Retype all of the data exactly as given.

Dataset entries →
• • • • • • •

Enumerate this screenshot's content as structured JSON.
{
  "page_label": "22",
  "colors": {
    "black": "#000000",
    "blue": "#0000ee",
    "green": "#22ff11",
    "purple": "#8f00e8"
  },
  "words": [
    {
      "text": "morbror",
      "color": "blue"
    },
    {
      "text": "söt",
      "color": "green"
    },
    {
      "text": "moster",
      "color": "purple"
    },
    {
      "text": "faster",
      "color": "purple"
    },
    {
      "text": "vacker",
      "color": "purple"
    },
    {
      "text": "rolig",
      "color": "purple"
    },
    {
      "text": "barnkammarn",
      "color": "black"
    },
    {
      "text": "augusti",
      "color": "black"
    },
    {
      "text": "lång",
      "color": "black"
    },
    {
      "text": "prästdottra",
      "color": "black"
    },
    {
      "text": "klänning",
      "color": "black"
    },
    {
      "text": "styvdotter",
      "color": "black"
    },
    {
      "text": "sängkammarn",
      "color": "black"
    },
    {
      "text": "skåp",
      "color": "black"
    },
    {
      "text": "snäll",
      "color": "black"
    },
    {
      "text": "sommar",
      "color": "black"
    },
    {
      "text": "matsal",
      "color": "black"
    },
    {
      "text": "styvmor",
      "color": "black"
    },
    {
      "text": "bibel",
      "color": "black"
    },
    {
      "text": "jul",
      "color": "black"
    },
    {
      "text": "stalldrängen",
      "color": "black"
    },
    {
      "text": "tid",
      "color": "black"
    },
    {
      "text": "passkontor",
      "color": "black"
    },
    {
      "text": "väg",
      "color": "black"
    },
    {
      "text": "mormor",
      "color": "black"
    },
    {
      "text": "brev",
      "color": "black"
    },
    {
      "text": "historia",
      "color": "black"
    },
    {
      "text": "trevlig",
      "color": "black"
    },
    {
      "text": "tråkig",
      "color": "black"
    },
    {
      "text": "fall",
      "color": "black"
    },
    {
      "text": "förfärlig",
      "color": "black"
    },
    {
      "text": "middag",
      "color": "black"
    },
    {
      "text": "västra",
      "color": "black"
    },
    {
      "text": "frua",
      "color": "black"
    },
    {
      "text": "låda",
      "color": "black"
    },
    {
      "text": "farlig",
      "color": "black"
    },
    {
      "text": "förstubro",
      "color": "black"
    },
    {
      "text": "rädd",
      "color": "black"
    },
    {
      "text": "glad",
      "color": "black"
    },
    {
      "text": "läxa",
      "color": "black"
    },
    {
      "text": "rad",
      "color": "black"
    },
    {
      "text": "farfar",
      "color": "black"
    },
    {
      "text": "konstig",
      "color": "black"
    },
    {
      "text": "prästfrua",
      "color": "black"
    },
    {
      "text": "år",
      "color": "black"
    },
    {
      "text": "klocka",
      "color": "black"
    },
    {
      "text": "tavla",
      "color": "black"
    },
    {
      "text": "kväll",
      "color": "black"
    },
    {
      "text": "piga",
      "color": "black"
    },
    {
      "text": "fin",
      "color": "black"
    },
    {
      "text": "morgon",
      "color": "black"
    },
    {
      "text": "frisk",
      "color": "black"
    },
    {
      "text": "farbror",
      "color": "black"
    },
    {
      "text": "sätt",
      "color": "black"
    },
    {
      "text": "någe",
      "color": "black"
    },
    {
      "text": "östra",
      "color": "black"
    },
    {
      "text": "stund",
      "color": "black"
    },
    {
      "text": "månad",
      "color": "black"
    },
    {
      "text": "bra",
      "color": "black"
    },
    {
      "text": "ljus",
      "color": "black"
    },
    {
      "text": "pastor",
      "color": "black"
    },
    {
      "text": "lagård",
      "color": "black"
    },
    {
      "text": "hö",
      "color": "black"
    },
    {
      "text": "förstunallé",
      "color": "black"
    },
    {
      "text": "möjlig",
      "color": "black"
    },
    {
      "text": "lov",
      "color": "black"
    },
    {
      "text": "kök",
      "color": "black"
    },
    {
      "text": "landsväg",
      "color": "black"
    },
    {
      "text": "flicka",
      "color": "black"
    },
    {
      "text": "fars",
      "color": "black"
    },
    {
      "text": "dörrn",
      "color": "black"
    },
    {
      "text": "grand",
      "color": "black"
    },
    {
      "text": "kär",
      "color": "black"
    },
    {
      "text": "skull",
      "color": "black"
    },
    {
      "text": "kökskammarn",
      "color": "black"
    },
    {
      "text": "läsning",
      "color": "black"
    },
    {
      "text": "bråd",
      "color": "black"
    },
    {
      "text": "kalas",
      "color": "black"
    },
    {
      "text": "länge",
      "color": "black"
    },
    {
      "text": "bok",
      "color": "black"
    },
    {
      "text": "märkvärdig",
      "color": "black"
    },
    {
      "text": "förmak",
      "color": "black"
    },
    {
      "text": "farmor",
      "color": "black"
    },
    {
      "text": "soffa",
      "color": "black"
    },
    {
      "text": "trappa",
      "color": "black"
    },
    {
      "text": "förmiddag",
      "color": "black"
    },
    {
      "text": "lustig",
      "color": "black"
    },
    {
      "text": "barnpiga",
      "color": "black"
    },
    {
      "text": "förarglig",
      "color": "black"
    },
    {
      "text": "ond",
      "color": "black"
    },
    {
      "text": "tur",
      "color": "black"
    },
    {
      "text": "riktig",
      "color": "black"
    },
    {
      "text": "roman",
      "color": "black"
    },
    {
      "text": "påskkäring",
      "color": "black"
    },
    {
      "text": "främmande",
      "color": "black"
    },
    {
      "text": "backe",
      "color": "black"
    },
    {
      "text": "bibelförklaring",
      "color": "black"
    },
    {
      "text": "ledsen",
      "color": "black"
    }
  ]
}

• • • • • • •

Problem solution →
Enumerate this screenshot's content as structured JSON.
{
  "page_label": "22",
  "colors": {
    "black": "#000000",
    "blue": "#0000ee",
    "green": "#22ff11",
    "purple": "#8f00e8"
  },
  "words": [
    {
      "text": "morbror",
      "color": "blue"
    },
    {
      "text": "söt",
      "color": "green"
    },
    {
      "text": "moster",
      "color": "purple"
    },
    {
      "text": "faster",
      "color": "purple"
    },
    {
      "text": "vacker",
      "color": "purple"
    },
    {
      "text": "rolig",
      "color": "purple"
    },
    {
      "text": "barnkammarn",
      "color": "black"
    },
    {
      "text": "augusti",
      "color": "black"
    },
    {
      "text": "lång",
      "color": "black"
    },
    {
      "text": "prästdottra",
      "color": "black"
    },
    {
      "text": "klänning",
      "color": "black"
    },
    {
      "text": "styvdotter",
      "color": "black"
    },
    {
      "text": "sängkammarn",
      "color": "black"
    },
    {
      "text": "skåp",
      "color": "black"
    },
    {
      "text": "snäll",
      "color": "black"
    },
    {
      "text": "sommar",
      "color": "black"
    },
    {
      "text": "matsal",
      "color": "black"
    },
    {
      "text": "styvmor",
      "color": "black"
    },
    {
      "text": "bibel",
      "color": "black"
    },
    {
      "text": "jul",
      "color": "black"
    },
    {
      "text": "stalldrängen",
      "color": "black"
    },
    {
      "text": "tid",
      "color": "black"
    },
    {
      "text": "passkontor",
      "color": "black"
    },
    {
      "text": "väg",
      "color": "black"
    },
    {
      "text": "mormor",
      "color": "black"
    },
    {
      "text": "brev",
      "color": "black"
    },
    {
      "text": "historia",
      "color": "black"
    },
    {
      "text": "trevlig",
      "color": "black"
    },
    {
      "text": "tråkig",
      "color": "black"
    },
    {
      "text": "fall",
      "color": "black"
    },
    {
      "text": "förfärlig",
      "color": "black"
    },
    {
      "text": "middag",
      "color": "black"
    },
    {
      "text": "västra",
      "color": "black"
    },
    {
      "text": "frua",
      "color": "black"
    },
    {
      "text": "låda",
      "color": "black"
    },
    {
      "text": "farlig",
      "color": "black"
    },
    {
      "text": "förstubro",
      "color": "black"
    },
    {
      "text": "rädd",
      "color": "black"
    },
    {
      "text": "glad",
      "color": "black"
    },
    {
      "text": "läxa",
      "color": "black"
    },
    {
      "text": "rad",
      "color": "black"
    },
    {
      "text": "farfar",
      "color": "black"
    },
    {
      "text": "konstig",
      "color": "black"
    },
    {
      "text": "prästfrua",
      "color": "black"
    },
    {
      "text": "år",
      "color": "black"
    },
    {
      "text": "klocka",
      "color": "black"
    },
    {
      "text": "tavla",
      "color": "black"
    },
    {
      "text": "kväll",
      "color": "black"
    },
    {
      "text": "piga",
      "color": "black"
    },
    {
      "text": "fin",
      "color": "black"
    },
    {
      "text": "morgon",
      "color": "black"
    },
    {
      "text": "frisk",
      "color": "black"
    },
    {
      "text": "farbror",
      "color": "black"
    },
    {
      "text": "sätt",
      "color": "black"
    },
    {
      "text": "någe",
      "color": "black"
    },
    {
      "text": "östra",
      "color": "black"
    },
    {
      "text": "stund",
      "color": "black"
    },
    {
      "text": "månad",
      "color": "black"
    },
    {
      "text": "bra",
      "color": "black"
    },
    {
      "text": "ljus",
      "color": "black"
    },
    {
      "text": "pastor",
      "color": "black"
    },
    {
      "text": "lagård",
      "color": "black"
    },
    {
      "text": "hö",
      "color": "black"
    },
    {
      "text": "förstunallé",
      "color": "black"
    },
    {
      "text": "möjlig",
      "color": "black"
    },
    {
      "text": "lov",
      "color": "black"
    },
    {
      "text": "kök",
      "color": "black"
    },
    {
      "text": "landsväg",
      "color": "black"
    },
    {
      "text": "flicka",
      "color": "black"
    },
    {
      "text": "fars",
      "color": "black"
    },
    {
      "text": "dörrn",
      "color": "black"
    },
    {
      "text": "grand",
      "color": "black"
    },
    {
      "text": "kär",
      "color": "black"
    },
    {
      "text": "skull",
      "color": "black"
    },
    {
      "text": "kökskammarn",
      "color": "black"
    },
    {
      "text": "läsning",
      "color": "black"
    },
    {
      "text": "bråd",
      "color": "black"
    },
    {
      "text": "kalas",
      "color": "black"
    },
    {
      "text": "länge",
      "color": "black"
    },
    {
      "text": "bok",
      "color": "black"
    },
    {
      "text": "märkvärdig",
      "color": "black"
    },
    {
      "text": "förmak",
      "color": "black"
    },
    {
      "text": "farmor",
      "color": "black"
    },
    {
      "text": "soffa",
      "color": "black"
    },
    {
      "text": "trappa",
      "color": "black"
    },
    {
      "text": "förmiddag",
      "color": "black"
    },
    {
      "text": "lustig",
      "color": "black"
    },
    {
      "text": "barnpiga",
      "color": "black"
    },
    {
      "text": "förarglig",
      "color": "black"
    },
    {
      "text": "ond",
      "color": "black"
    },
    {
      "text": "tur",
      "color": "black"
    },
    {
      "text": "riktig",
      "color": "black"
    },
    {
      "text": "roman",
      "color": "black"
    },
    {
      "text": "påskkäring",
      "color": "black"
    },
    {
      "text": "främmande",
      "color": "black"
    },
    {
      "text": "backe",
      "color": "black"
    },
    {
      "text": "bibelförklaring",
      "color": "black"
    },
    {
      "text": "ledsen",
      "color": "black"
    }
  ]
}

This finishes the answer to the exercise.